### Records provided
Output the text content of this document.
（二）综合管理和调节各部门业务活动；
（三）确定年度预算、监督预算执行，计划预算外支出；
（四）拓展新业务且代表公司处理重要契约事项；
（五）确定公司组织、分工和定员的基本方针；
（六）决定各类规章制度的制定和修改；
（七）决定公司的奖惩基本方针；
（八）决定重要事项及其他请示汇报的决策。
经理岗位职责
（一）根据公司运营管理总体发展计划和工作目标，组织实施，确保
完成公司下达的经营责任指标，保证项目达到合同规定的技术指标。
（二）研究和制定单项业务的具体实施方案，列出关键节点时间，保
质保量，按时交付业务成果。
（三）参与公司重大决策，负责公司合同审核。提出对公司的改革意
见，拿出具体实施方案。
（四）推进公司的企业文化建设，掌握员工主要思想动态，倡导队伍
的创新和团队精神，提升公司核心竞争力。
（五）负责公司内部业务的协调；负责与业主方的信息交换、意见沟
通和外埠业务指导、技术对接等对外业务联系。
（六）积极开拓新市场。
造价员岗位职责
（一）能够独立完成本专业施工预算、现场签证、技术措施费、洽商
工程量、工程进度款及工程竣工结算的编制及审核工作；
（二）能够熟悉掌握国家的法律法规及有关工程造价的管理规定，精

==

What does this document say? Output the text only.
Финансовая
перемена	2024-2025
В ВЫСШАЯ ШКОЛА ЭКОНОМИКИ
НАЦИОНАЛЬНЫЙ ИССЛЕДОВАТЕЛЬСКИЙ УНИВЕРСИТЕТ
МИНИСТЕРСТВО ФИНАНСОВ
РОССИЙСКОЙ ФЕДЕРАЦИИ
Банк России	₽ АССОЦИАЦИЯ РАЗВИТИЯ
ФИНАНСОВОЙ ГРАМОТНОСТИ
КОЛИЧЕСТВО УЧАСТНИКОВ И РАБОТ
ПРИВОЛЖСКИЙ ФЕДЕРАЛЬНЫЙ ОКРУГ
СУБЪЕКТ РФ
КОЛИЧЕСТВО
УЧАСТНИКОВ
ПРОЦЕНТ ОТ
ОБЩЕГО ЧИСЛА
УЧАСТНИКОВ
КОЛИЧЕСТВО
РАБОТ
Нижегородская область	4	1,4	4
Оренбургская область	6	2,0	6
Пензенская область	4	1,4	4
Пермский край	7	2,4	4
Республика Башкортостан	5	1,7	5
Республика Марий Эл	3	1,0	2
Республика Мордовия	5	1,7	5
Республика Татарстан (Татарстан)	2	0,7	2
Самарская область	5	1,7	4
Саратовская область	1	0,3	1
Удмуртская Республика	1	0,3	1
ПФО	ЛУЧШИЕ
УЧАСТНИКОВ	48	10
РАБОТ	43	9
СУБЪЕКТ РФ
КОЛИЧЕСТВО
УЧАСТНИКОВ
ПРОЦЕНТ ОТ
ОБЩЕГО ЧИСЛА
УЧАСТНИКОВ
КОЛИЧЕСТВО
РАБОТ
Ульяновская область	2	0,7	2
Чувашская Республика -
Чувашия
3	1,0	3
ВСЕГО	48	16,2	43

### Exercise objective
Scan the entries above. Copy each line that has the string "Output".

### Expected answer
Output the text content of this document.
What does this document say? Output the text only.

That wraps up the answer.